*Supplied information*
+ + + + +

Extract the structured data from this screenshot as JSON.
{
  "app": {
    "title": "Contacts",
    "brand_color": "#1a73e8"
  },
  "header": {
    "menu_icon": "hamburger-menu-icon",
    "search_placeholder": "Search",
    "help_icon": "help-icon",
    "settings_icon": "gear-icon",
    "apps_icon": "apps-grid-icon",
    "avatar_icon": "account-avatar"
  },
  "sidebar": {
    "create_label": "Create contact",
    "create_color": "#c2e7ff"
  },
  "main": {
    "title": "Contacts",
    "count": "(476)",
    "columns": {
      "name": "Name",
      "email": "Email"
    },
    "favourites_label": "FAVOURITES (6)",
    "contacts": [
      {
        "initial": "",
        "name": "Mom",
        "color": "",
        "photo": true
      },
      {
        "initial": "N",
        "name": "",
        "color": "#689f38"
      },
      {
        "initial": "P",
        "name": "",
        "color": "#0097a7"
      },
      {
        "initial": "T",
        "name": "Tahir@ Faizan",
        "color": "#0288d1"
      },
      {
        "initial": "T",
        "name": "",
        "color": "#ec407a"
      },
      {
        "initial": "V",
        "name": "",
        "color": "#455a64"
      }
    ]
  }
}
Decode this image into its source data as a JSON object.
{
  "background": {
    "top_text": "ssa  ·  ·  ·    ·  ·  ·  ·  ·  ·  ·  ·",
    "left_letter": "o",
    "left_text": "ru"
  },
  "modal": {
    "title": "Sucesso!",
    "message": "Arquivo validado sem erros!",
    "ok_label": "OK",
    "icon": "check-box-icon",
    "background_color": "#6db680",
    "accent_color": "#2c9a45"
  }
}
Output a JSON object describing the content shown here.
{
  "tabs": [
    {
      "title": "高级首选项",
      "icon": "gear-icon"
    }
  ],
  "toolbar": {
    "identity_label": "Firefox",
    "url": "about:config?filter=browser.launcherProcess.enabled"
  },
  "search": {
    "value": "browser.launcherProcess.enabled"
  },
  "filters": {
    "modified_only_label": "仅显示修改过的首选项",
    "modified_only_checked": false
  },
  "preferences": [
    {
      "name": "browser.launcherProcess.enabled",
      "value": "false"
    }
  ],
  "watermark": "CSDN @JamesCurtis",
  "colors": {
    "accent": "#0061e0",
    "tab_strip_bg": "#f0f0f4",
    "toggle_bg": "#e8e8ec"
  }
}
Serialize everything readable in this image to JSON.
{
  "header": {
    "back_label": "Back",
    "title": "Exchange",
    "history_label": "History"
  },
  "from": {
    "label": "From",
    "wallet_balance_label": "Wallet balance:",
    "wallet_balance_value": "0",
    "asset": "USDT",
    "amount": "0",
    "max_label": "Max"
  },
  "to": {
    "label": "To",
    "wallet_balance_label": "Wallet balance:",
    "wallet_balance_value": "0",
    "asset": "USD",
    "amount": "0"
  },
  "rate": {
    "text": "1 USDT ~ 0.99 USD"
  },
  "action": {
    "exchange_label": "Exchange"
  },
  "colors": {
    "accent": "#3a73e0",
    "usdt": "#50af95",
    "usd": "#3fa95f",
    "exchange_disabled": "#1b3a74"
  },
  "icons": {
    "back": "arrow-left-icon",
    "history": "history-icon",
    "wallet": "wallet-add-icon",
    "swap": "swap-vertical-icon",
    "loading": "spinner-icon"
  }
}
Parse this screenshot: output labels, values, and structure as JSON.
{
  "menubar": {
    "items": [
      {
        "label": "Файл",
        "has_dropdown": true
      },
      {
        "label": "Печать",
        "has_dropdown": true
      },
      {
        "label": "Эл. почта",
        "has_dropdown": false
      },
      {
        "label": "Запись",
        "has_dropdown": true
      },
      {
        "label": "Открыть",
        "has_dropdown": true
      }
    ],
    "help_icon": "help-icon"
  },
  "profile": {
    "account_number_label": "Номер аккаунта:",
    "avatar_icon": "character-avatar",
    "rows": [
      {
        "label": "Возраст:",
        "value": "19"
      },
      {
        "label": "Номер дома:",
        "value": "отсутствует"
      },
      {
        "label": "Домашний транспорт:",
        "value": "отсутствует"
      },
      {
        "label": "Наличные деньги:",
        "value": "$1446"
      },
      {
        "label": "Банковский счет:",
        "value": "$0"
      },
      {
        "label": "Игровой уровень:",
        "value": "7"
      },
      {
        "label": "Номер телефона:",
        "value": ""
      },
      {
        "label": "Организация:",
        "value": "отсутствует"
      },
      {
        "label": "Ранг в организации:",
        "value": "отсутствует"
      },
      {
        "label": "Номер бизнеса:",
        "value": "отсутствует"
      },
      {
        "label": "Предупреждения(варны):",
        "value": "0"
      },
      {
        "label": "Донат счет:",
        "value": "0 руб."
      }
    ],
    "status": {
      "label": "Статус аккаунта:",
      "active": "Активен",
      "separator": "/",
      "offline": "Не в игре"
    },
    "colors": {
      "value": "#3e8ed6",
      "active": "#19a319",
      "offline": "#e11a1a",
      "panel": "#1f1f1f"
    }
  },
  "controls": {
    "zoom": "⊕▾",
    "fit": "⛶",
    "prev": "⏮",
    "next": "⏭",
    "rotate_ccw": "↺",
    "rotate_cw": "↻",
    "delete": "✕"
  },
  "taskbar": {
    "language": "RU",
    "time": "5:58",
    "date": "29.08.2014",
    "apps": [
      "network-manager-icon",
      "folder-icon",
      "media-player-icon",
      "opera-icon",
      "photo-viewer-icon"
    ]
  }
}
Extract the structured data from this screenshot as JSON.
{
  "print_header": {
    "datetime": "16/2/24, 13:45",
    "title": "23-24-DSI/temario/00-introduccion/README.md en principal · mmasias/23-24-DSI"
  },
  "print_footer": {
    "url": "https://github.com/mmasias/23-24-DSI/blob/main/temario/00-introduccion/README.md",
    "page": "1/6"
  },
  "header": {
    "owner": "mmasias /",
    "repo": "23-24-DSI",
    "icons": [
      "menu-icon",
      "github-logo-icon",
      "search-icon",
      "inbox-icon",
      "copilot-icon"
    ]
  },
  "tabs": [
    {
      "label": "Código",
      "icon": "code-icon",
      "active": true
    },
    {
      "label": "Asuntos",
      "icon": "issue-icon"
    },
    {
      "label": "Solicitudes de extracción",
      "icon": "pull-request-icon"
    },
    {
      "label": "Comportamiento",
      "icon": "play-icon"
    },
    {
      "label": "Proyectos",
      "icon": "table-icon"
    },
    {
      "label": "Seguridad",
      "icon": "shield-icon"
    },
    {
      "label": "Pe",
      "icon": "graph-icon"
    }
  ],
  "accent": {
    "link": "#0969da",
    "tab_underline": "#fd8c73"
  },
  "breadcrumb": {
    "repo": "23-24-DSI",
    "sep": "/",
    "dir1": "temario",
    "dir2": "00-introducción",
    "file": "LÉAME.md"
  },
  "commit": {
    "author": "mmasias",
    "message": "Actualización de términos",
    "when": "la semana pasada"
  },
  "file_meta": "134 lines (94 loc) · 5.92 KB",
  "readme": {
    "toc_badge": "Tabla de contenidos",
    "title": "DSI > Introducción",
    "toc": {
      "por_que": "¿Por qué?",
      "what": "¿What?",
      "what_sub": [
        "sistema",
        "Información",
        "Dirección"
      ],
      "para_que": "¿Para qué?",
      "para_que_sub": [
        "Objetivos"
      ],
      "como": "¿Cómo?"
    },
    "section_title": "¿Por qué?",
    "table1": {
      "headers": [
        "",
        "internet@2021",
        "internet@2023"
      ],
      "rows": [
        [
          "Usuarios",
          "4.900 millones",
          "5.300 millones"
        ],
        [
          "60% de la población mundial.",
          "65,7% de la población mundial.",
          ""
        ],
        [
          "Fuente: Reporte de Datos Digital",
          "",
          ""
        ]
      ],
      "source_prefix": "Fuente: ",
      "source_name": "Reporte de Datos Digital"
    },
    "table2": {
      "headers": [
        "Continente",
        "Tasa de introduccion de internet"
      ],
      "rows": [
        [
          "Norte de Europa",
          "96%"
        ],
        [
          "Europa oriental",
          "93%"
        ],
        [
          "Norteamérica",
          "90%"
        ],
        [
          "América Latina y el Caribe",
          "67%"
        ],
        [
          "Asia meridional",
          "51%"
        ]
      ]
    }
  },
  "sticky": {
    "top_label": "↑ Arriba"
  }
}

+ + + + +

*What is asked*
Write out every line of the data that holds the word "help".

*Exercise result*
    "help_icon": "help-icon",
    "help_icon": "help-icon"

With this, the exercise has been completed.